_Short exercise_: Render the material again word for word, skipping the pictures in it.

(Dataset records)
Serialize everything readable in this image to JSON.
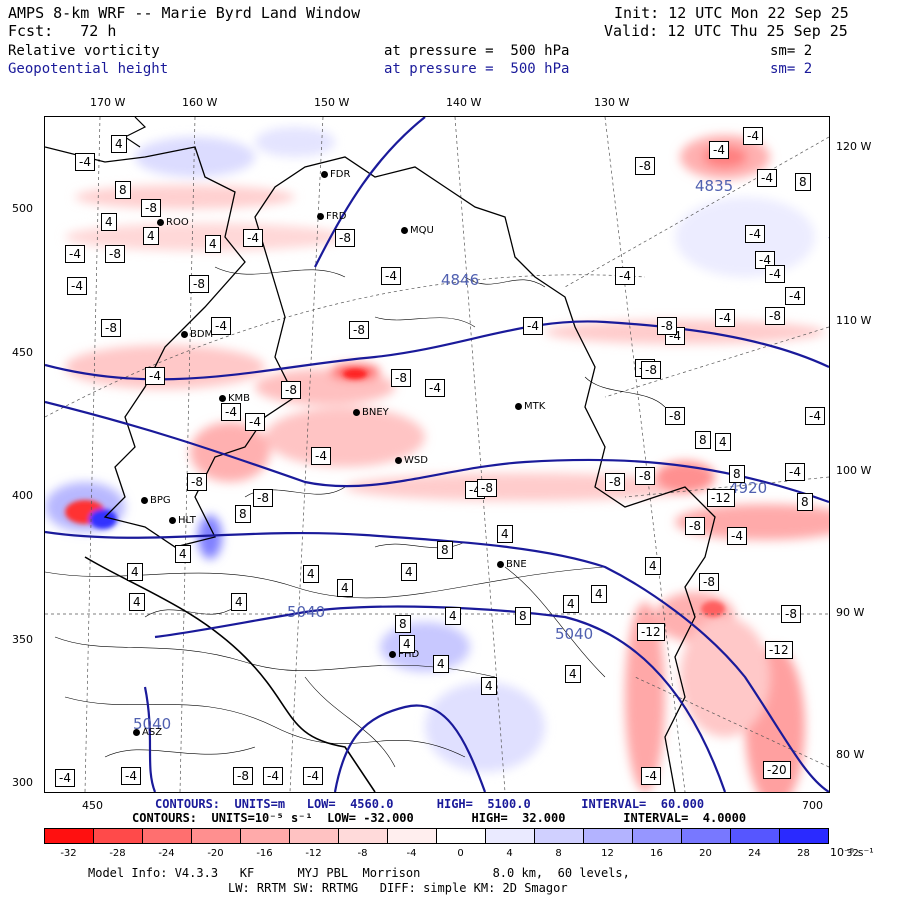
{
  "header": {
    "title": "AMPS 8-km WRF -- Marie Byrd Land Window",
    "fcst": "Fcst:   72 h",
    "init": "Init: 12 UTC Mon 22 Sep 25",
    "valid": "Valid: 12 UTC Thu 25 Sep 25",
    "field1_name": "Relative vorticity",
    "field1_level": "at pressure =  500 hPa",
    "field1_sm": "sm= 2",
    "field2_name": "Geopotential height",
    "field2_level": "at pressure =  500 hPa",
    "field2_sm": "sm= 2"
  },
  "colors": {
    "geopotential": "#1a1a9a",
    "positive_vorticity": "#e84040",
    "negative_vorticity": "#5060d0"
  },
  "axes": {
    "top_lon": [
      "170 W",
      "160 W",
      "150 W",
      "140 W",
      "130 W"
    ],
    "right_lon": [
      "120 W",
      "110 W",
      "100 W",
      "90 W",
      "80 W"
    ],
    "left_y": [
      "500",
      "450",
      "400",
      "350",
      "300"
    ],
    "bottom_x": [
      "450",
      "700"
    ]
  },
  "stations": [
    "FDR",
    "FRD",
    "MQU",
    "ROO",
    "BDM",
    "KMB",
    "BNEY",
    "MTK",
    "WSD",
    "BPG",
    "HLT",
    "BNE",
    "PHD",
    "ASZ"
  ],
  "height_labels": [
    "4835",
    "4846",
    "4920",
    "5040",
    "5040",
    "5040"
  ],
  "vort_labels": [
    "4",
    "-4",
    "8",
    "-8",
    "4",
    "-4",
    "-8",
    "4",
    "4",
    "-4",
    "-8",
    "-4",
    "-8",
    "-4",
    "-8",
    "-4",
    "-8",
    "-4",
    "-8",
    "-4",
    "-4",
    "-8",
    "-8",
    "-8",
    "-4",
    "-4",
    "-8",
    "-4",
    "-4",
    "-8",
    "-4",
    "-4",
    "-4",
    "-4",
    "-4",
    "-8",
    "-4",
    "-4",
    "4",
    "8",
    "8",
    "4",
    "4",
    "4",
    "4",
    "4",
    "4",
    "8",
    "4",
    "4",
    "4",
    "8",
    "4",
    "4",
    "4",
    "4",
    "4",
    "4",
    "8",
    "4",
    "8",
    "-12",
    "-8",
    "-8",
    "-12",
    "-12",
    "-4",
    "-8",
    "-20",
    "-4",
    "-4",
    "-4",
    "8",
    "-8",
    "-4",
    "-8",
    "-4",
    "-8",
    "-8",
    "8",
    "-4",
    "-4",
    "-4",
    "-8",
    "-4",
    "-4",
    "-4",
    "-8"
  ],
  "contour_info": {
    "height_line": "CONTOURS:  UNITS=m   LOW=  4560.0      HIGH=  5100.0       INTERVAL=  60.000",
    "vort_line": "CONTOURS:  UNITS=10⁻⁵ s⁻¹  LOW= -32.000        HIGH=  32.000        INTERVAL=  4.0000"
  },
  "colorbar": {
    "labels": [
      "-32",
      "-28",
      "-24",
      "-20",
      "-16",
      "-12",
      "-8",
      "-4",
      "0",
      "4",
      "8",
      "12",
      "16",
      "20",
      "24",
      "28",
      "32"
    ],
    "unit": "10⁻⁵ s⁻¹",
    "colors": [
      "#ff1010",
      "#ff4a4a",
      "#ff6f6f",
      "#ff8f8f",
      "#ffaaaa",
      "#ffc2c2",
      "#ffdada",
      "#ffeeee",
      "#ffffff",
      "#eaeaff",
      "#d0d0ff",
      "#b3b3ff",
      "#9696ff",
      "#7878ff",
      "#5656ff",
      "#2a2aff"
    ]
  },
  "footer": {
    "line1": "Model Info: V4.3.3   KF      MYJ PBL  Morrison          8.0 km,  60 levels,",
    "line2": "LW: RRTM SW: RRTMG   DIFF: simple KM: 2D Smagor"
  }
}
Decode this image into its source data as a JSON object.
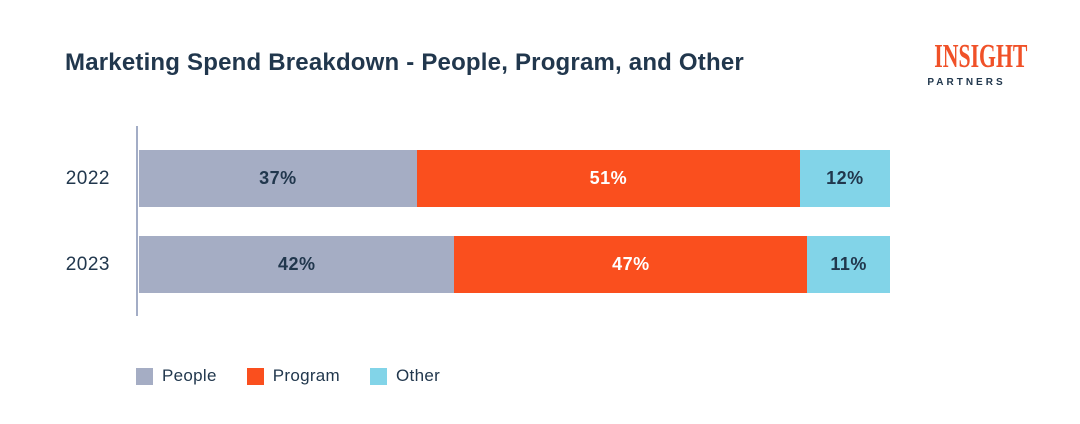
{
  "title": "Marketing Spend Breakdown - People, Program, and Other",
  "logo": {
    "line1": "INSIGHT",
    "line2": "PARTNERS",
    "wordmark_color": "#F05128",
    "subtext_color": "#21374D"
  },
  "colors": {
    "text": "#21374D",
    "axis_line": "#A3ADC6",
    "background": "#FFFFFF"
  },
  "chart_data": {
    "type": "bar",
    "orientation": "horizontal",
    "stacked": true,
    "unit": "%",
    "title": "Marketing Spend Breakdown - People, Program, and Other",
    "categories": [
      "2022",
      "2023"
    ],
    "series": [
      {
        "name": "People",
        "color": "#A5ADC4",
        "label_color": "#21374D",
        "values": [
          37,
          42
        ]
      },
      {
        "name": "Program",
        "color": "#FA4F1E",
        "label_color": "#FFFFFF",
        "values": [
          51,
          47
        ]
      },
      {
        "name": "Other",
        "color": "#82D4E8",
        "label_color": "#21374D",
        "values": [
          12,
          11
        ]
      }
    ],
    "value_labels": [
      [
        "37%",
        "51%",
        "12%"
      ],
      [
        "42%",
        "47%",
        "11%"
      ]
    ],
    "xlim": [
      0,
      100
    ],
    "grid": false,
    "legend_position": "bottom",
    "legend": [
      "People",
      "Program",
      "Other"
    ]
  }
}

_Task answer_:
Serialize everything readable in this image to JSON.
{
  "header": {
    "title": "AMPS 8-km WRF -- Marie Byrd Land Window",
    "fcst": "Fcst:   72 h",
    "init": "Init: 12 UTC Mon 22 Sep 25",
    "valid": "Valid: 12 UTC Thu 25 Sep 25",
    "field1_name": "Relative vorticity",
    "field1_level": "at pressure =  500 hPa",
    "field1_sm": "sm= 2",
    "field2_name": "Geopotential height",
    "field2_level": "at pressure =  500 hPa",
    "field2_sm": "sm= 2"
  },
  "colors": {
    "geopotential": "#1a1a9a",
    "positive_vorticity": "#e84040",
    "negative_vorticity": "#5060d0"
  },
  "axes": {
    "top_lon": [
      "170 W",
      "160 W",
      "150 W",
      "140 W",
      "130 W"
    ],
    "right_lon": [
      "120 W",
      "110 W",
      "100 W",
      "90 W",
      "80 W"
    ],
    "left_y": [
      "500",
      "450",
      "400",
      "350",
      "300"
    ],
    "bottom_x": [
      "450",
      "700"
    ]
  },
  "stations": [
    "FDR",
    "FRD",
    "MQU",
    "ROO",
    "BDM",
    "KMB",
    "BNEY",
    "MTK",
    "WSD",
    "BPG",
    "HLT",
    "BNE",
    "PHD",
    "ASZ"
  ],
  "height_labels": [
    "4835",
    "4846",
    "4920",
    "5040",
    "5040",
    "5040"
  ],
  "vort_labels": [
    "4",
    "-4",
    "8",
    "-8",
    "4",
    "-4",
    "-8",
    "4",
    "4",
    "-4",
    "-8",
    "-4",
    "-8",
    "-4",
    "-8",
    "-4",
    "-8",
    "-4",
    "-8",
    "-4",
    "-4",
    "-8",
    "-8",
    "-8",
    "-4",
    "-4",
    "-8",
    "-4",
    "-4",
    "-8",
    "-4",
    "-4",
    "-4",
    "-4",
    "-4",
    "-8",
    "-4",
    "-4",
    "4",
    "8",
    "8",
    "4",
    "4",
    "4",
    "4",
    "4",
    "4",
    "8",
    "4",
    "4",
    "4",
    "8",
    "4",
    "4",
    "4",
    "4",
    "4",
    "4",
    "8",
    "4",
    "8",
    "-12",
    "-8",
    "-8",
    "-12",
    "-12",
    "-4",
    "-8",
    "-20",
    "-4",
    "-4",
    "-4",
    "8",
    "-8",
    "-4",
    "-8",
    "-4",
    "-8",
    "-8",
    "8",
    "-4",
    "-4",
    "-4",
    "-8",
    "-4",
    "-4",
    "-4",
    "-8"
  ],
  "contour_info": {
    "height_line": "CONTOURS:  UNITS=m   LOW=  4560.0      HIGH=  5100.0       INTERVAL=  60.000",
    "vort_line": "CONTOURS:  UNITS=10⁻⁵ s⁻¹  LOW= -32.000        HIGH=  32.000        INTERVAL=  4.0000"
  },
  "colorbar": {
    "labels": [
      "-32",
      "-28",
      "-24",
      "-20",
      "-16",
      "-12",
      "-8",
      "-4",
      "0",
      "4",
      "8",
      "12",
      "16",
      "20",
      "24",
      "28",
      "32"
    ],
    "unit": "10⁻⁵ s⁻¹",
    "colors": [
      "#ff1010",
      "#ff4a4a",
      "#ff6f6f",
      "#ff8f8f",
      "#ffaaaa",
      "#ffc2c2",
      "#ffdada",
      "#ffeeee",
      "#ffffff",
      "#eaeaff",
      "#d0d0ff",
      "#b3b3ff",
      "#9696ff",
      "#7878ff",
      "#5656ff",
      "#2a2aff"
    ]
  },
  "footer": {
    "line1": "Model Info: V4.3.3   KF      MYJ PBL  Morrison          8.0 km,  60 levels,",
    "line2": "LW: RRTM SW: RRTMG   DIFF: simple KM: 2D Smagor"
  }
}
Decode this image into its source data as a JSON object.
{
  "title": "Marketing Spend Breakdown - People, Program, and Other",
  "logo": {
    "line1": "INSIGHT",
    "line2": "PARTNERS",
    "wordmark_color": "#F05128",
    "subtext_color": "#21374D"
  },
  "colors": {
    "text": "#21374D",
    "axis_line": "#A3ADC6",
    "background": "#FFFFFF"
  },
  "chart_data": {
    "type": "bar",
    "orientation": "horizontal",
    "stacked": true,
    "unit": "%",
    "title": "Marketing Spend Breakdown - People, Program, and Other",
    "categories": [
      "2022",
      "2023"
    ],
    "series": [
      {
        "name": "People",
        "color": "#A5ADC4",
        "label_color": "#21374D",
        "values": [
          37,
          42
        ]
      },
      {
        "name": "Program",
        "color": "#FA4F1E",
        "label_color": "#FFFFFF",
        "values": [
          51,
          47
        ]
      },
      {
        "name": "Other",
        "color": "#82D4E8",
        "label_color": "#21374D",
        "values": [
          12,
          11
        ]
      }
    ],
    "value_labels": [
      [
        "37%",
        "51%",
        "12%"
      ],
      [
        "42%",
        "47%",
        "11%"
      ]
    ],
    "xlim": [
      0,
      100
    ],
    "grid": false,
    "legend_position": "bottom",
    "legend": [
      "People",
      "Program",
      "Other"
    ]
  }
}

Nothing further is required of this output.